#### Given entries ####

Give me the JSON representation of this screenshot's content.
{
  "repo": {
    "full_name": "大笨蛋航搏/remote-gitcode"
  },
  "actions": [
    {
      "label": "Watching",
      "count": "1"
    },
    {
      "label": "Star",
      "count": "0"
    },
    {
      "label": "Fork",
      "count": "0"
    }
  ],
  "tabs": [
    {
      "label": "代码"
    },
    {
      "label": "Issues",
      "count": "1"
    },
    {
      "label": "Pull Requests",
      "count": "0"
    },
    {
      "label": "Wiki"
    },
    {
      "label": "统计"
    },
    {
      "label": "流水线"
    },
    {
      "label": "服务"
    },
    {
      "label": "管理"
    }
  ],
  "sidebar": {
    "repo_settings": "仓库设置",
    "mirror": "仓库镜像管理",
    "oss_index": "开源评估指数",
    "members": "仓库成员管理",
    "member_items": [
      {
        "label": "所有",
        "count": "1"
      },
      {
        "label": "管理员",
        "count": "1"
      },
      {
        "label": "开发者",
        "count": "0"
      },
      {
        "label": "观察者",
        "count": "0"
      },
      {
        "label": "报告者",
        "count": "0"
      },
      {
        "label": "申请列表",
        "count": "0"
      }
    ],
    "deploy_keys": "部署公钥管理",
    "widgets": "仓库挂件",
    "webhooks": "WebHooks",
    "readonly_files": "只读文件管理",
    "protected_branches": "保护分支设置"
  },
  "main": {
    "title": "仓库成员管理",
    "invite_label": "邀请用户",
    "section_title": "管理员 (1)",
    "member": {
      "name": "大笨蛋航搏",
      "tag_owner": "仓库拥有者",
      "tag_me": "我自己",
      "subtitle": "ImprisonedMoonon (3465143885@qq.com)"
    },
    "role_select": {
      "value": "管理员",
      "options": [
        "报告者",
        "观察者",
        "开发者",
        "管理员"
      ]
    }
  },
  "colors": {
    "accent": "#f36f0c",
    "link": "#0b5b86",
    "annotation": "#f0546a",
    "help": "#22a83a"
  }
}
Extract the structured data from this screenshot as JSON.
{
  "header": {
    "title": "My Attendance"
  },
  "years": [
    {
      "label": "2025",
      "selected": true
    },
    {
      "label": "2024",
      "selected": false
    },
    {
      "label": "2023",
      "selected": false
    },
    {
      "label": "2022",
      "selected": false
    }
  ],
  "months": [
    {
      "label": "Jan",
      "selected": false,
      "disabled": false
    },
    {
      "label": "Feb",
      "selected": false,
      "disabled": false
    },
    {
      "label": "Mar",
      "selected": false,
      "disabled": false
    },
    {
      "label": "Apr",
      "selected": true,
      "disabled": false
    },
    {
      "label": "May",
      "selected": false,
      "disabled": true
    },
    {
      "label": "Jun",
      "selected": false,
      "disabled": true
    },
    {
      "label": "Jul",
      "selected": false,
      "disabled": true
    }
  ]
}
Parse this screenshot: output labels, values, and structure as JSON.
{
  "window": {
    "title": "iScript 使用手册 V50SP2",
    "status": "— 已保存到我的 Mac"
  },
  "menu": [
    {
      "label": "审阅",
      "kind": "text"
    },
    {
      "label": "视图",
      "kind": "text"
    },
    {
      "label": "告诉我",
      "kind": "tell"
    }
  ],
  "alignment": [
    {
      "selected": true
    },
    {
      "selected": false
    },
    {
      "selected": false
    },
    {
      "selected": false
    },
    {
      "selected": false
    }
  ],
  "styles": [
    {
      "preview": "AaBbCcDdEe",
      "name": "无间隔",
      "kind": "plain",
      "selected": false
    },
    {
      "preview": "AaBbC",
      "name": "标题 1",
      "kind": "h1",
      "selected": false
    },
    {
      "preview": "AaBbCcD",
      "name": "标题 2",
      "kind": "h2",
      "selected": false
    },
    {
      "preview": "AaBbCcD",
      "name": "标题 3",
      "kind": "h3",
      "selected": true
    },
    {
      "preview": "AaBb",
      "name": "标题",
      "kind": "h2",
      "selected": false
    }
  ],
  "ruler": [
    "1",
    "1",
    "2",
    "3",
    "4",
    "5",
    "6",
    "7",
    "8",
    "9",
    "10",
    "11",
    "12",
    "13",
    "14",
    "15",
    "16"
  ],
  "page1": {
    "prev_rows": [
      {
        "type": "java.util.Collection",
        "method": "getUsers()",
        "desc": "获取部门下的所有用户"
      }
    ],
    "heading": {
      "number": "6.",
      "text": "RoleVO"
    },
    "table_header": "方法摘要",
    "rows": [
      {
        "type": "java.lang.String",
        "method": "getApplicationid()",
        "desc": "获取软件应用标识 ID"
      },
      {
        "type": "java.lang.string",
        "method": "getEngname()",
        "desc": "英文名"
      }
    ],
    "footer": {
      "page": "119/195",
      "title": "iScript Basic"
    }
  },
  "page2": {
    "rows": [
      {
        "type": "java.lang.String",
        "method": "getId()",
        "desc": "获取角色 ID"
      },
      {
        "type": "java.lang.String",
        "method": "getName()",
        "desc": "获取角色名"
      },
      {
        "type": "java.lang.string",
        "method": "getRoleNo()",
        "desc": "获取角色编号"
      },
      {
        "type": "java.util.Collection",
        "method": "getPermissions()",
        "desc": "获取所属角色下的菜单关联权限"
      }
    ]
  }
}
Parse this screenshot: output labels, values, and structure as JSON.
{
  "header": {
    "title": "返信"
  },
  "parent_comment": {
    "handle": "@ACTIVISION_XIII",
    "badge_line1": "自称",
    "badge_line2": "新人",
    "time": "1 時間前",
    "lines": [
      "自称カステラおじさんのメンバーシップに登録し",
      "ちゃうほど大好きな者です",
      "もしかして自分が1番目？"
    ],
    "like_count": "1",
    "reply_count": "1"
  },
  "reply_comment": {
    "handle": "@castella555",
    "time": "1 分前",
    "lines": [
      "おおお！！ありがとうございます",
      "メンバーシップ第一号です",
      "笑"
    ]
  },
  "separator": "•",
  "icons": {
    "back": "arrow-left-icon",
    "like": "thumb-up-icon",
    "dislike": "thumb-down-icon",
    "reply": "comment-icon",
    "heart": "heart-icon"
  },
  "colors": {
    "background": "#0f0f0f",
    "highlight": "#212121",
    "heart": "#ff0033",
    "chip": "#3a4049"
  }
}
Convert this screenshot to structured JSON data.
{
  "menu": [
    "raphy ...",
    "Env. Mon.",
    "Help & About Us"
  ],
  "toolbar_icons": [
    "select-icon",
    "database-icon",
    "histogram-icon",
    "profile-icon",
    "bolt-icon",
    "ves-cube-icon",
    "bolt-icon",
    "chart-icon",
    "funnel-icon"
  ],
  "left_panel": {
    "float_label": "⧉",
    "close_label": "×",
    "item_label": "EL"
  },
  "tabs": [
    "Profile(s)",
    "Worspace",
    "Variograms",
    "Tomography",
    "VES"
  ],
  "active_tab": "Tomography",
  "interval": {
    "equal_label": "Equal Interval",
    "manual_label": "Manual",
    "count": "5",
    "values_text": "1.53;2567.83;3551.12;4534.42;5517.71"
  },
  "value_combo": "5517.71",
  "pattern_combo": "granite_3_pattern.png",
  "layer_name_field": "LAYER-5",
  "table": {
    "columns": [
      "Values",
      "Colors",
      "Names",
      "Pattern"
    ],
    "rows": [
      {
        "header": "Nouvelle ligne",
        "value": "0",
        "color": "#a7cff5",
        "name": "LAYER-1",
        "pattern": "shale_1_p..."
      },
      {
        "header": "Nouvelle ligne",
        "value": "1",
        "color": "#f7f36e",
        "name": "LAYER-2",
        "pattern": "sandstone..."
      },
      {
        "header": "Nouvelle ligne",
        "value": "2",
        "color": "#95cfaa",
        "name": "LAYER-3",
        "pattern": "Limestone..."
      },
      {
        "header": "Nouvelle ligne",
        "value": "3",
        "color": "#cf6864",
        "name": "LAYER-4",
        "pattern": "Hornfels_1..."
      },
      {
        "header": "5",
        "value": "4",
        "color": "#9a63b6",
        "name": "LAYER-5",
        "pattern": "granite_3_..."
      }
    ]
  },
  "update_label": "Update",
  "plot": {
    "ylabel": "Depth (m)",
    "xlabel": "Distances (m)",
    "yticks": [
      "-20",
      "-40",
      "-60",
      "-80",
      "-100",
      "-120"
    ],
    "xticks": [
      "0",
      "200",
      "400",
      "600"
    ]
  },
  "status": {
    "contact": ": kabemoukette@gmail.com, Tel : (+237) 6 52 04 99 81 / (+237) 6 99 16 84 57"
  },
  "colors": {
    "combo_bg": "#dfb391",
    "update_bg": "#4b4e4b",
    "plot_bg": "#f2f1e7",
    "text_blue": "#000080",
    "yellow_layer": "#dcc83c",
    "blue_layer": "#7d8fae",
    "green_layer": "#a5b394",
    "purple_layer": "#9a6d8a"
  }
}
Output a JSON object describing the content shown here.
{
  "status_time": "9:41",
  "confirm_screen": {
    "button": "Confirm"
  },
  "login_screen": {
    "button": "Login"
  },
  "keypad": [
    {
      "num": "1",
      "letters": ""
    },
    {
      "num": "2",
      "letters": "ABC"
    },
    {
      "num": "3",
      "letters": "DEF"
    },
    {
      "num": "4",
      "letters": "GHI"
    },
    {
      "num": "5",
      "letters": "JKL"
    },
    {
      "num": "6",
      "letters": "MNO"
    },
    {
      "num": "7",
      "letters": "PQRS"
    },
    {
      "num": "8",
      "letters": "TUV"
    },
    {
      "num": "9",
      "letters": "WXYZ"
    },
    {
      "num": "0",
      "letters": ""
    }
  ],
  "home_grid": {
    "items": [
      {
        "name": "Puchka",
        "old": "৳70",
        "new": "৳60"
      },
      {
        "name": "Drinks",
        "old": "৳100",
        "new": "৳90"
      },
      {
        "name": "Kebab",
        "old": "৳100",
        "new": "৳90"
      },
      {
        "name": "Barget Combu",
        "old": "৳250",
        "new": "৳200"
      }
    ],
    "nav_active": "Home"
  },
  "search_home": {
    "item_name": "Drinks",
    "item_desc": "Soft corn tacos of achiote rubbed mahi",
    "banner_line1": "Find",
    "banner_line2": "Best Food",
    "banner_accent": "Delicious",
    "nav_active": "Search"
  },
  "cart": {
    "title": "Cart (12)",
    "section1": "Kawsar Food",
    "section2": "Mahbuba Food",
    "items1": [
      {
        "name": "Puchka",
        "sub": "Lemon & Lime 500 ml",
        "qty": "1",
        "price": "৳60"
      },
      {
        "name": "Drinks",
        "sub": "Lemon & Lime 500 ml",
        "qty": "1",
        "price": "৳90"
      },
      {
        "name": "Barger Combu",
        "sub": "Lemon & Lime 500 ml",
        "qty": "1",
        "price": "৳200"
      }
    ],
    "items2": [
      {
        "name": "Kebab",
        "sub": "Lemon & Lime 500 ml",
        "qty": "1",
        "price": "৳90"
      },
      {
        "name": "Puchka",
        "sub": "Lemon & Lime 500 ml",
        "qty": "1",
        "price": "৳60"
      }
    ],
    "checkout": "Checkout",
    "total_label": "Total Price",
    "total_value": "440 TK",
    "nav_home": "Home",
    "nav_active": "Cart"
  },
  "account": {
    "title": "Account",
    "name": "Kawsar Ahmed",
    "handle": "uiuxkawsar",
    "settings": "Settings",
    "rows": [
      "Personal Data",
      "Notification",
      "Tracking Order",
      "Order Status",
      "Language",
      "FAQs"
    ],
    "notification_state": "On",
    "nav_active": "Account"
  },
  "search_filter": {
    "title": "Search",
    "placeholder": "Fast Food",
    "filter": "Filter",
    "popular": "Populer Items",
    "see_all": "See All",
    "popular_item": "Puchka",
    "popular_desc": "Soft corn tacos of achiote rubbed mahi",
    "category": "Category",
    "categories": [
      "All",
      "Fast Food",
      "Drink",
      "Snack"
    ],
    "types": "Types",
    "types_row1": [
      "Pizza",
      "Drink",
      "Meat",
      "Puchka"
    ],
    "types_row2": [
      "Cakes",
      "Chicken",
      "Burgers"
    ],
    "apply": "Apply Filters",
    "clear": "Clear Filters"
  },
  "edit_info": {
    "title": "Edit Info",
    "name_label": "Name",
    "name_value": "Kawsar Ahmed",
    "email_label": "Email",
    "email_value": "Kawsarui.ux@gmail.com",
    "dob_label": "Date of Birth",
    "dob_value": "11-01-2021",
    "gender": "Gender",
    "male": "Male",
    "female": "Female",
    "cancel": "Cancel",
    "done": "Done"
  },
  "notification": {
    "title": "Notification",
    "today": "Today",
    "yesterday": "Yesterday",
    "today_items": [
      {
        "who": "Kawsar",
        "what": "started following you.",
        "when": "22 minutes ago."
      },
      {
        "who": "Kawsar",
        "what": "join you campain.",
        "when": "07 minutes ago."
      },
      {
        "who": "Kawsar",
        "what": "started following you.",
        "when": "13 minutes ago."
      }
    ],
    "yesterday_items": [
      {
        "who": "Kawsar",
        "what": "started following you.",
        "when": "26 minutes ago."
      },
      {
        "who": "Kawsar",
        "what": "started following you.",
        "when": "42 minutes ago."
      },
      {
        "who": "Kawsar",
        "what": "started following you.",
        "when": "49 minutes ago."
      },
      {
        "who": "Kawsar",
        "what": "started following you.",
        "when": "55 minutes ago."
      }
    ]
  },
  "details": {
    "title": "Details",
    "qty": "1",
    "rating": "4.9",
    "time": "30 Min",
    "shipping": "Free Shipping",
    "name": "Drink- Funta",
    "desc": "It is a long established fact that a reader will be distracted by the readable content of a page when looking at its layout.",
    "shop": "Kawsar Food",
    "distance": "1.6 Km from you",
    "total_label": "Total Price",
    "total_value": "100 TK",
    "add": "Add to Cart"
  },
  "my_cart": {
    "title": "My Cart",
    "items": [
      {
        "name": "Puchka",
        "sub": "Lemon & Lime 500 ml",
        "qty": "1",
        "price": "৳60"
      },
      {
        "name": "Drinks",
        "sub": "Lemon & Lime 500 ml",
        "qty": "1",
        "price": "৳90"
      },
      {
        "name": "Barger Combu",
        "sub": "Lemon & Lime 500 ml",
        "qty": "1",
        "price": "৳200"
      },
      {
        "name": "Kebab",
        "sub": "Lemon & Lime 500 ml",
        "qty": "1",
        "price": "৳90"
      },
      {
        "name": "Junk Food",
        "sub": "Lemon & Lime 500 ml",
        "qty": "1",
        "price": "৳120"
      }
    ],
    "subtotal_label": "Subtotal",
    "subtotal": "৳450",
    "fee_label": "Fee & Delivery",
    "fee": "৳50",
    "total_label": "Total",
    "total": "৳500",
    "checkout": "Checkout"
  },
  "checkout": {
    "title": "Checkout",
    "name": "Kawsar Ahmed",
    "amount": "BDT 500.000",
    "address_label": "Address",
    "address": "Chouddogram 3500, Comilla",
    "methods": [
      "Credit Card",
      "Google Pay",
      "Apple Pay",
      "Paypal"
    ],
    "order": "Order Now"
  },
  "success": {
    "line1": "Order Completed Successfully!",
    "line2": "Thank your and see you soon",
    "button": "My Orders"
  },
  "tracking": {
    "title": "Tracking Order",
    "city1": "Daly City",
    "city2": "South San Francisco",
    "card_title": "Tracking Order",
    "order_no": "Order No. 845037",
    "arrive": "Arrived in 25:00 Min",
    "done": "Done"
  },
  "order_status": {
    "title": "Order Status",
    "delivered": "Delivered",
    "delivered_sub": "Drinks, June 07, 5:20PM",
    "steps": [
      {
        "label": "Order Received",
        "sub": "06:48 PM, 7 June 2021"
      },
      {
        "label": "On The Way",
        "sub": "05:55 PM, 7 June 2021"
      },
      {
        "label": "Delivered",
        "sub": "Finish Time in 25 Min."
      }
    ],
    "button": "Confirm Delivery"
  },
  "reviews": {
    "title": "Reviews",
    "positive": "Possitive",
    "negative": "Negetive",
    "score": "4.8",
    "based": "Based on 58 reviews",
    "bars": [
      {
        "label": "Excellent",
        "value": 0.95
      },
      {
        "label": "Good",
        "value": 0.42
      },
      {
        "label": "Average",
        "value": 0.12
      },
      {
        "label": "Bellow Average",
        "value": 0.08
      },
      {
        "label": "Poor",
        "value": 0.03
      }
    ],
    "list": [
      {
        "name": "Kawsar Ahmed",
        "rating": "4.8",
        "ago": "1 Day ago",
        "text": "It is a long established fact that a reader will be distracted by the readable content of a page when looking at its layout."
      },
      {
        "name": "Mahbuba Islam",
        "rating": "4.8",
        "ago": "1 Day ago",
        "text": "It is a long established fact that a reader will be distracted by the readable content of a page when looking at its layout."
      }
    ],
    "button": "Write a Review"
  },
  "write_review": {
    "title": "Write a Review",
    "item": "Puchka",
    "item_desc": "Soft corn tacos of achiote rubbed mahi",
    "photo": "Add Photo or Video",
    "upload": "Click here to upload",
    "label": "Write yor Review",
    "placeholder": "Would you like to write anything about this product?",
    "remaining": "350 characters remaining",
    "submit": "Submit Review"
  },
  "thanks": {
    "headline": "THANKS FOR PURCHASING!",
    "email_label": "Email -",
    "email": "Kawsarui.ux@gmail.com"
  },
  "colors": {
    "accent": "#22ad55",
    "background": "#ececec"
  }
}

####

- **Given task**
Write out every line of the entries that holds the word "thumb".

- **Result of the exercise**
    "like": "thumb-up-icon",
    "dislike": "thumb-down-icon",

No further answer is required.